Source material:

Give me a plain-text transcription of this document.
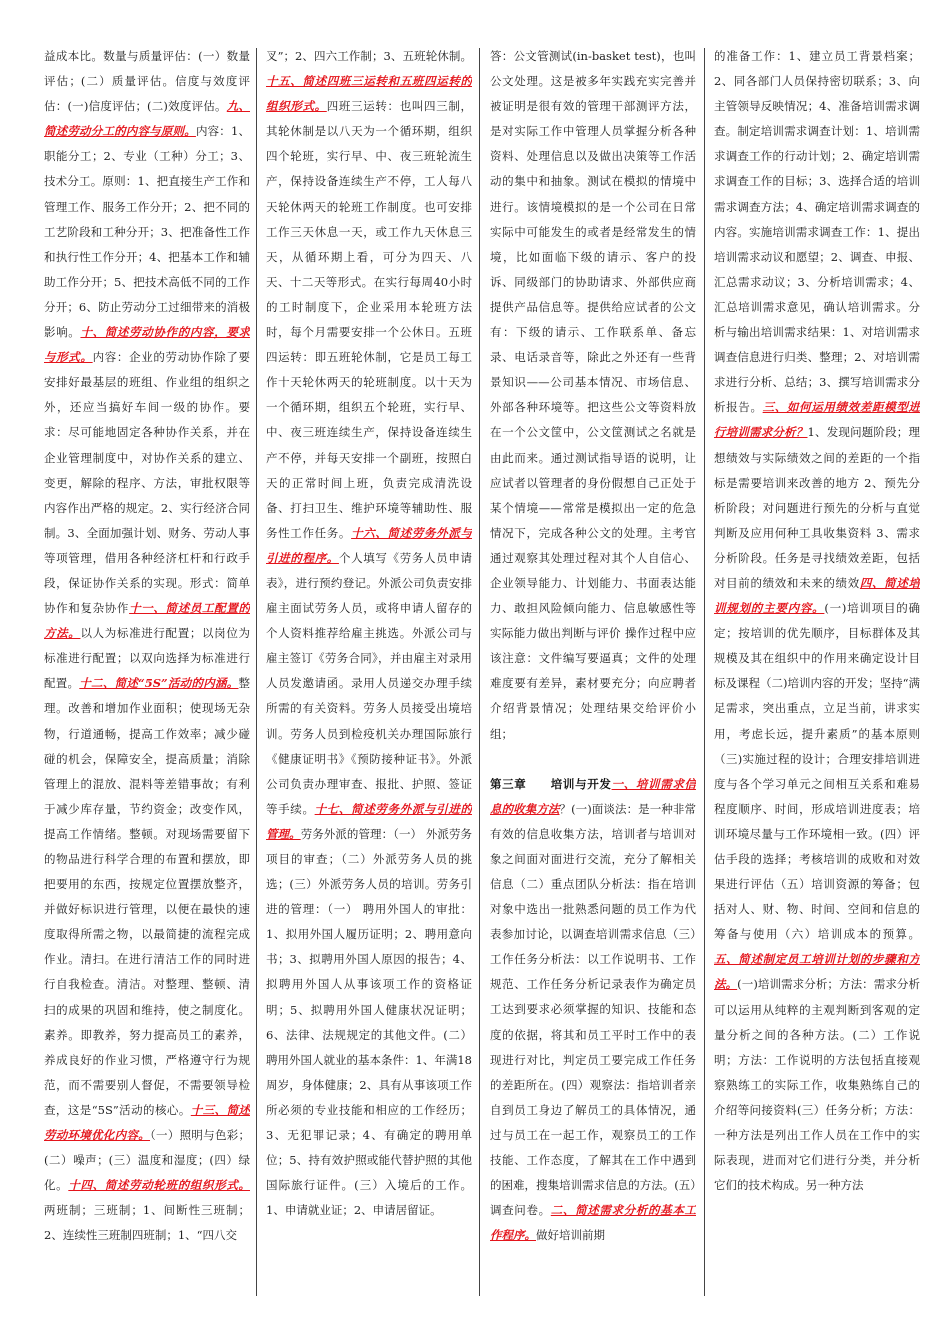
益成本比。数量与质量评估：(一）数量评估；(二）质量评估。信度与效度评估：(一)信度评估；(二)效度评估。九、简述劳动分工的内容与原则。内容：1、职能分工；2、专业（工种）分工；3、技术分工。原则：1、把直接生产工作和管理工作、服务工作分开；2、把不同的工艺阶段和工种分开；3、把准备性工作和执行性工作分开；4、把基本工作和辅助工作分开；5、把技术高低不同的工作分开；6、防止劳动分工过细带来的消极影响。十、简述劳动协作的内容，要求与形式。内容：企业的劳动协作除了要安排好最基层的班组、作业组的组织之外，还应当搞好车间一级的协作。要求：尽可能地固定各种协作关系，并在企业管理制度中，对协作关系的建立、变更，解除的程序、方法，审批权限等内容作出严格的规定。2、实行经济合同制。3、全面加强计划、财务、劳动人事等项管理，借用各种经济杠杆和行政手段，保证协作关系的实现。形式：简单协作和复杂协作十一、简述员工配置的方法。以人为标准进行配置；以岗位为标准进行配置；以双向选择为标准进行配置。十二、简述“5S”活动的内涵。整理。改善和增加作业面积；使现场无杂物，行道通畅，提高工作效率；减少碰碰的机会，保障安全，提高质量；消除管理上的混放、混料等差错事故；有利于减少库存量，节约资金；改变作风，提高工作情绪。整顿。对现场需要留下的物品进行科学合理的布置和摆放，即把要用的东西，按规定位置摆放整齐，并做好标识进行管理，以便在最快的速度取得所需之物，以最简捷的流程完成作业。清扫。在进行清洁工作的同时进行自我检查。清洁。对整理、整顿、清扫的成果的巩固和维持，使之制度化。素养。即教养，努力提高员工的素养，养成良好的作业习惯，严格遵守行为规范，而不需要别人督促，不需要领导检查，这是“5S”活动的核心。十三、简述劳动环境优化内容。（一）照明与色彩；(二）噪声；(三）温度和湿度；(四）绿化。十四、简述劳动轮班的组织形式。两班制；三班制；1、间断性三班制；2、连续性三班制四班制；1、“四八交
叉”；2、四六工作制；3、五班轮休制。十五、简述四班三运转和五班四运转的组织形式。四班三运转：也叫四三制，其轮休制是以八天为一个循环期，组织四个轮班，实行早、中、夜三班轮流生产，保持设备连续生产不停，工人每八天轮休两天的轮班工作制度。也可安排工作三天休息一天，或工作九天休息三天，从循环期上看，可分为四天、八天、十二天等形式。在实行每周40小时的工时制度下，企业采用本轮班方法时，每个月需要安排一个公休日。五班四运转：即五班轮休制，它是员工每工作十天轮休两天的轮班制度。以十天为一个循环期，组织五个轮班，实行早、中、夜三班连续生产，保持设备连续生产不停，并每天安排一个副班，按照白天的正常时间上班，负责完成清洗设备、打扫卫生、维护环境等辅助性、服务性工作任务。十六、简述劳务外派与引进的程序。个人填写《劳务人员申请表》，进行预约登记。外派公司负责安排雇主面试劳务人员，或将申请人留存的个人资料推荐给雇主挑选。外派公司与雇主签订《劳务合同》，并由雇主对录用人员发邀请函。录用人员递交办理手续所需的有关资料。劳务人员接受出境培训。劳务人员到检疫机关办理国际旅行《健康证明书》《预防接种证书》。外派公司负责办理审查、报批、护照、签证等手续。十七、简述劳务外派与引进的管理。劳务外派的管理：（一） 外派劳务项目的审查；（二）外派劳务人员的挑选；(三）外派劳务人员的培训。劳务引进的管理：（一） 聘用外国人的审批：1、拟用外国人履历证明；2、聘用意向书；3、拟聘用外国人原因的报告；4、拟聘用外国人从事该项工作的资格证明；5、拟聘用外国人健康状况证明；6、法律、法规规定的其他文件。(二）聘用外国人就业的基本条件：1、年满18周岁，身体健康；2、具有从事该项工作所必须的专业技能和相应的工作经历；3、无犯罪记录；4、有确定的聘用单位；5、持有效护照或能代替护照的其他国际旅行证件。(三）入境后的工作。1、申请就业证；2、申请居留证。
答：公文管测试(in-basket test)，也叫公文处理。这是被多年实践充实完善并被证明是很有效的管理干部测评方法，是对实际工作中管理人员掌握分析各种资料、处理信息以及做出决策等工作活动的集中和抽象。测试在模拟的情境中进行。该情境模拟的是一个公司在日常实际中可能发生的或者是经常发生的情境，比如面临下级的请示、客户的投诉、同级部门的协助请求、外部供应商提供产品信息等。提供给应试者的公文有：下级的请示、工作联系单、备忘录、电话录音等，除此之外还有一些背景知识——公司基本情况、市场信息、外部各种环境等。把这些公文等资料放在一个公文筐中，公文筐测试之名就是由此而来。通过测试指导语的说明，让应试者以管理者的身份假想自己正处于某个情境——常常是模拟出一定的危急情况下，完成各种公文的处理。主考官通过观察其处理过程对其个人自信心、企业领导能力、计划能力、书面表达能力、敢担风险倾向能力、信息敏感性等实际能力做出判断与评价 操作过程中应该注意：文件编写要逼真；文件的处理难度要有差异，素材要充分；向应聘者介绍背景情况；处理结果交给评价小组；
第三章　　培训与开发一、培训需求信息的收集方法？(一)面谈法：是一种非常有效的信息收集方法，培训者与培训对象之间面对面进行交流，充分了解相关信息（二）重点团队分析法：指在培训对象中选出一批熟悉问题的员工作为代表参加讨论，以调查培训需求信息（三）工作任务分析法：以工作说明书、工作规范、工作任务分析记录表作为确定员工达到要求必须掌握的知识、技能和态度的依据，将其和员工平时工作中的表现进行对比，判定员工要完成工作任务的差距所在。(四）观察法：指培训者亲自到员工身边了解员工的具体情况，通过与员工在一起工作，观察员工的工作技能、工作态度，了解其在工作中遇到的困难，搜集培训需求信息的方法。(五）调查问卷。二、简述需求分析的基本工作程序。做好培训前期
的准备工作：1、建立员工背景档案；2、同各部门人员保持密切联系；3、向主管领导反映情况；4、准备培训需求调查。制定培训需求调查计划：1、培训需求调查工作的行动计划；2、确定培训需求调查工作的目标；3、选择合适的培训需求调查方法；4、确定培训需求调查的内容。实施培训需求调查工作：1、提出培训需求动议和愿望；2、调查、申报、汇总需求动议；3、分析培训需求；4、汇总培训需求意见，确认培训需求。分析与输出培训需求结果：1、对培训需求调查信息进行归类、整理；2、对培训需求进行分析、总结；3、撰写培训需求分析报告。三、如何运用绩效差距模型进行培训需求分析？1、发现问题阶段；理想绩效与实际绩效之间的差距的一个指标是需要培训来改善的地方 2、预先分析阶段；对问题进行预先的分析与直觉判断及应用何种工具收集资料 3、需求分析阶段。任务是寻找绩效差距，包括对目前的绩效和未来的绩效四、简述培训规划的主要内容。(一)培训项目的确定；按培训的优先顺序，目标群体及其规模及其在组织中的作用来确定设计目标及课程（二)培训内容的开发；坚持“满足需求，突出重点，立足当前，讲求实用，考虑长远，提升素质”的基本原则（三)实施过程的设计；合理安排培训进度与各个学习单元之间相互关系和难易程度顺序、时间，形成培训进度表；培训环境尽量与工作环境相一致。(四）评估手段的选择；考核培训的成败和对效果进行评估（五）培训资源的筹备；包括对人、财、物、时间、空间和信息的筹备与使用（六）培训成本的预算。五、简述制定员工培训计划的步骤和方法。(一)培训需求分析；方法：需求分析可以运用从纯粹的主观判断到客观的定量分析之间的各种方法。(二）工作说明；方法：工作说明的方法包括直接观察熟练工的实际工作，收集熟练自己的介绍等问接资料(三）任务分析；方法：一种方法是列出工作人员在工作中的实际表现，进而对它们进行分类，并分析它们的技术构成。另一种方法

Short exercise:
Leave out the pictures and return every record word for word.

Reply:
Give me a plain-text transcription of this document.
益成本比。数量与质量评估：(一）数量评估；(二）质量评估。信度与效度评估：(一)信度评估；(二)效度评估。九、简述劳动分工的内容与原则。内容：1、职能分工；2、专业（工种）分工；3、技术分工。原则：1、把直接生产工作和管理工作、服务工作分开；2、把不同的工艺阶段和工种分开；3、把准备性工作和执行性工作分开；4、把基本工作和辅助工作分开；5、把技术高低不同的工作分开；6、防止劳动分工过细带来的消极影响。十、简述劳动协作的内容，要求与形式。内容：企业的劳动协作除了要安排好最基层的班组、作业组的组织之外，还应当搞好车间一级的协作。要求：尽可能地固定各种协作关系，并在企业管理制度中，对协作关系的建立、变更，解除的程序、方法，审批权限等内容作出严格的规定。2、实行经济合同制。3、全面加强计划、财务、劳动人事等项管理，借用各种经济杠杆和行政手段，保证协作关系的实现。形式：简单协作和复杂协作十一、简述员工配置的方法。以人为标准进行配置；以岗位为标准进行配置；以双向选择为标准进行配置。十二、简述“5S”活动的内涵。整理。改善和增加作业面积；使现场无杂物，行道通畅，提高工作效率；减少碰碰的机会，保障安全，提高质量；消除管理上的混放、混料等差错事故；有利于减少库存量，节约资金；改变作风，提高工作情绪。整顿。对现场需要留下的物品进行科学合理的布置和摆放，即把要用的东西，按规定位置摆放整齐，并做好标识进行管理，以便在最快的速度取得所需之物，以最简捷的流程完成作业。清扫。在进行清洁工作的同时进行自我检查。清洁。对整理、整顿、清扫的成果的巩固和维持，使之制度化。素养。即教养，努力提高员工的素养，养成良好的作业习惯，严格遵守行为规范，而不需要别人督促，不需要领导检查，这是“5S”活动的核心。十三、简述劳动环境优化内容。（一）照明与色彩；(二）噪声；(三）温度和湿度；(四）绿化。十四、简述劳动轮班的组织形式。两班制；三班制；1、间断性三班制；2、连续性三班制四班制；1、“四八交
叉”；2、四六工作制；3、五班轮休制。十五、简述四班三运转和五班四运转的组织形式。四班三运转：也叫四三制，其轮休制是以八天为一个循环期，组织四个轮班，实行早、中、夜三班轮流生产，保持设备连续生产不停，工人每八天轮休两天的轮班工作制度。也可安排工作三天休息一天，或工作九天休息三天，从循环期上看，可分为四天、八天、十二天等形式。在实行每周40小时的工时制度下，企业采用本轮班方法时，每个月需要安排一个公休日。五班四运转：即五班轮休制，它是员工每工作十天轮休两天的轮班制度。以十天为一个循环期，组织五个轮班，实行早、中、夜三班连续生产，保持设备连续生产不停，并每天安排一个副班，按照白天的正常时间上班，负责完成清洗设备、打扫卫生、维护环境等辅助性、服务性工作任务。十六、简述劳务外派与引进的程序。个人填写《劳务人员申请表》，进行预约登记。外派公司负责安排雇主面试劳务人员，或将申请人留存的个人资料推荐给雇主挑选。外派公司与雇主签订《劳务合同》，并由雇主对录用人员发邀请函。录用人员递交办理手续所需的有关资料。劳务人员接受出境培训。劳务人员到检疫机关办理国际旅行《健康证明书》《预防接种证书》。外派公司负责办理审查、报批、护照、签证等手续。十七、简述劳务外派与引进的管理。劳务外派的管理：（一） 外派劳务项目的审查；（二）外派劳务人员的挑选；(三）外派劳务人员的培训。劳务引进的管理：（一） 聘用外国人的审批：1、拟用外国人履历证明；2、聘用意向书；3、拟聘用外国人原因的报告；4、拟聘用外国人从事该项工作的资格证明；5、拟聘用外国人健康状况证明；6、法律、法规规定的其他文件。(二）聘用外国人就业的基本条件：1、年满18周岁，身体健康；2、具有从事该项工作所必须的专业技能和相应的工作经历；3、无犯罪记录；4、有确定的聘用单位；5、持有效护照或能代替护照的其他国际旅行证件。(三）入境后的工作。1、申请就业证；2、申请居留证。
答：公文管测试(in-basket test)，也叫公文处理。这是被多年实践充实完善并被证明是很有效的管理干部测评方法，是对实际工作中管理人员掌握分析各种资料、处理信息以及做出决策等工作活动的集中和抽象。测试在模拟的情境中进行。该情境模拟的是一个公司在日常实际中可能发生的或者是经常发生的情境，比如面临下级的请示、客户的投诉、同级部门的协助请求、外部供应商提供产品信息等。提供给应试者的公文有：下级的请示、工作联系单、备忘录、电话录音等，除此之外还有一些背景知识——公司基本情况、市场信息、外部各种环境等。把这些公文等资料放在一个公文筐中，公文筐测试之名就是由此而来。通过测试指导语的说明，让应试者以管理者的身份假想自己正处于某个情境——常常是模拟出一定的危急情况下，完成各种公文的处理。主考官通过观察其处理过程对其个人自信心、企业领导能力、计划能力、书面表达能力、敢担风险倾向能力、信息敏感性等实际能力做出判断与评价 操作过程中应该注意：文件编写要逼真；文件的处理难度要有差异，素材要充分；向应聘者介绍背景情况；处理结果交给评价小组；
第三章　　培训与开发一、培训需求信息的收集方法？(一)面谈法：是一种非常有效的信息收集方法，培训者与培训对象之间面对面进行交流，充分了解相关信息（二）重点团队分析法：指在培训对象中选出一批熟悉问题的员工作为代表参加讨论，以调查培训需求信息（三）工作任务分析法：以工作说明书、工作规范、工作任务分析记录表作为确定员工达到要求必须掌握的知识、技能和态度的依据，将其和员工平时工作中的表现进行对比，判定员工要完成工作任务的差距所在。(四）观察法：指培训者亲自到员工身边了解员工的具体情况，通过与员工在一起工作，观察员工的工作技能、工作态度，了解其在工作中遇到的困难，搜集培训需求信息的方法。(五）调查问卷。二、简述需求分析的基本工作程序。做好培训前期
的准备工作：1、建立员工背景档案；2、同各部门人员保持密切联系；3、向主管领导反映情况；4、准备培训需求调查。制定培训需求调查计划：1、培训需求调查工作的行动计划；2、确定培训需求调查工作的目标；3、选择合适的培训需求调查方法；4、确定培训需求调查的内容。实施培训需求调查工作：1、提出培训需求动议和愿望；2、调查、申报、汇总需求动议；3、分析培训需求；4、汇总培训需求意见，确认培训需求。分析与输出培训需求结果：1、对培训需求调查信息进行归类、整理；2、对培训需求进行分析、总结；3、撰写培训需求分析报告。三、如何运用绩效差距模型进行培训需求分析？1、发现问题阶段；理想绩效与实际绩效之间的差距的一个指标是需要培训来改善的地方 2、预先分析阶段；对问题进行预先的分析与直觉判断及应用何种工具收集资料 3、需求分析阶段。任务是寻找绩效差距，包括对目前的绩效和未来的绩效四、简述培训规划的主要内容。(一)培训项目的确定；按培训的优先顺序，目标群体及其规模及其在组织中的作用来确定设计目标及课程（二)培训内容的开发；坚持“满足需求，突出重点，立足当前，讲求实用，考虑长远，提升素质”的基本原则（三)实施过程的设计；合理安排培训进度与各个学习单元之间相互关系和难易程度顺序、时间，形成培训进度表；培训环境尽量与工作环境相一致。(四）评估手段的选择；考核培训的成败和对效果进行评估（五）培训资源的筹备；包括对人、财、物、时间、空间和信息的筹备与使用（六）培训成本的预算。五、简述制定员工培训计划的步骤和方法。(一)培训需求分析；方法：需求分析可以运用从纯粹的主观判断到客观的定量分析之间的各种方法。(二）工作说明；方法：工作说明的方法包括直接观察熟练工的实际工作，收集熟练自己的介绍等问接资料(三）任务分析；方法：一种方法是列出工作人员在工作中的实际表现，进而对它们进行分类，并分析它们的技术构成。另一种方法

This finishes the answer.